• **Actions to take**
**A)** Please reproduce, word for word, the stretch of the passage on the German shelling from "Then the German guns open up" through "is kept busy.".
**B)** Answer these questions from the passage on the German shelling:
(i) What does the command post Tannoy ask when the first shelling stops?
(ii) What strafes the position the next day?
(iii) How many casualties does the renewed German fire cause, and how many of them are deaths?

START Passage

Then the German guns open up on our position with devastating accuracy. For the first time we discover the sickening experience of crouching in a slit trench while the ground jerks and shakes and the air is filled with ear bursting explosions. This continues until it seems everyone else must be dead but when at last the shelling stops, the command post Tannoy asks, 'Number one gun, alright?' A few long seconds later brings the reply, 'Okay.' And by some miracle no one is injured and there is no damage to the guns.

The next day we are not so lucky. We are strafed by a squadron of Messerschmitt 109's and then the German guns open fire again, causing 18 casualties including four deaths. Miraculously although one gun received a direct hit none of the crew are injured. The MO (medical officer) is kept busy.

END Passage
START Source material

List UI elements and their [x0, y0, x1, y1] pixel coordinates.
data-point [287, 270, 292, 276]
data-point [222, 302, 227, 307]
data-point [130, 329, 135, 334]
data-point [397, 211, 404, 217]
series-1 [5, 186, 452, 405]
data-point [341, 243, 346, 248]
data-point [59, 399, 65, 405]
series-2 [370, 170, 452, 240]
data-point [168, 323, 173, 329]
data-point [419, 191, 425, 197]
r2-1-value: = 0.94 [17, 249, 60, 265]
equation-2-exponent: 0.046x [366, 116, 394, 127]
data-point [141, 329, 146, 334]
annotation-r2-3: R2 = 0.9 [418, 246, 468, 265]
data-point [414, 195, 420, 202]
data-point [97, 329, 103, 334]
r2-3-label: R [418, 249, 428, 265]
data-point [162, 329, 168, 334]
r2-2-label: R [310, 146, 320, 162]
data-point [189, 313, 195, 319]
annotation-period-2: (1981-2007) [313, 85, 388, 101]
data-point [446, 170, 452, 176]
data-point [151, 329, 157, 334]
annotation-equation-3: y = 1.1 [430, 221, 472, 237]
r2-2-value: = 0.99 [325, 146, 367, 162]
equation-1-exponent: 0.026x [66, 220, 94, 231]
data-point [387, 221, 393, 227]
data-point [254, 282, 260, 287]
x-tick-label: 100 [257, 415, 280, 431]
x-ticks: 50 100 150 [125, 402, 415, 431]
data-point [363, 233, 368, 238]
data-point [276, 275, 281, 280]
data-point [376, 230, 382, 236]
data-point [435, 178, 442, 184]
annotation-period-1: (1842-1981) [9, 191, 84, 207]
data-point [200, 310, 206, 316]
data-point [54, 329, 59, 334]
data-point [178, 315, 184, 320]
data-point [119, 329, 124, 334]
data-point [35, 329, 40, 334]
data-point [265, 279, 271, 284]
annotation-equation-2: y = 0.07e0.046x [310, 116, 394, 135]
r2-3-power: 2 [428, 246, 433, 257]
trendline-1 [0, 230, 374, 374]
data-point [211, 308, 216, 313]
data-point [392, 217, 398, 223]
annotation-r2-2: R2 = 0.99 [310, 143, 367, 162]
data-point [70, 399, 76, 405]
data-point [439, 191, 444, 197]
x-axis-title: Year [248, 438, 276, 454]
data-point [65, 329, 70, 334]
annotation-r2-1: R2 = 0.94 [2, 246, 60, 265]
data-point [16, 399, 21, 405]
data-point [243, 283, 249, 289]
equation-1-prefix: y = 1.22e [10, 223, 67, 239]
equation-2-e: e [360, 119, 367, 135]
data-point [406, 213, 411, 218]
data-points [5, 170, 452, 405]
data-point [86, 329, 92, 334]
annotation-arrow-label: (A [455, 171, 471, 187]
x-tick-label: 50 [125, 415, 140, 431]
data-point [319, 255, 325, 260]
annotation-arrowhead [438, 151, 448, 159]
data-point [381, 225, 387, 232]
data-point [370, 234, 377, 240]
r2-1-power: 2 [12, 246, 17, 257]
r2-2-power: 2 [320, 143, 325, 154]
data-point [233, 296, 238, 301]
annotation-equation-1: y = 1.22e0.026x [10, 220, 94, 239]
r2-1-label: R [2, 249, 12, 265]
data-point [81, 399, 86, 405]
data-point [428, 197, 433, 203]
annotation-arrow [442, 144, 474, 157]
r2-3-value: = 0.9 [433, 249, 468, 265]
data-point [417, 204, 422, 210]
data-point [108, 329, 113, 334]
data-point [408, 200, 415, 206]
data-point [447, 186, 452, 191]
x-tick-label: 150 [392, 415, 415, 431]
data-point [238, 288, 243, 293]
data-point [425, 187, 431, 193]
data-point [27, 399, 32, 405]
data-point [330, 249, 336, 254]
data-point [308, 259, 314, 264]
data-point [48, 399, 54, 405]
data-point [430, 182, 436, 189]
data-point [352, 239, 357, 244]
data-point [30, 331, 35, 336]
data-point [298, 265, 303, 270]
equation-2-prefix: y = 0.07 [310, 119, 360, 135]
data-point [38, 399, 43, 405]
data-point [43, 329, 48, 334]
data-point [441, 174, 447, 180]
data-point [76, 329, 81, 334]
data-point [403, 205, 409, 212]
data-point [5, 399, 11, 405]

END Source material

• **Answers for each item**
**A)**
Then the German guns open up on our position with devastating accuracy. For the first time we discover the sickening experience of crouching in a slit trench while the ground jerks and shakes and the air is filled with ear bursting explosions. This continues until it seems everyone else must be dead but when at last the shelling stops, the command post Tannoy asks, 'Number one gun, alright?' A few long seconds later brings the reply, 'Okay.' And by some miracle no one is injured and there is no damage to the guns.

The next day we are not so lucky. We are strafed by a squadron of Messerschmitt 109's and then the German guns open fire again, causing 18 casualties including four deaths. Miraculously although one gun received a direct hit none of the crew are injured. The MO (medical officer) is kept busy.

**B)**
(i) "Number one gun, alright?"
(ii) A squadron of Messerschmitt 109's.
(iii) 18 casualties, including four deaths.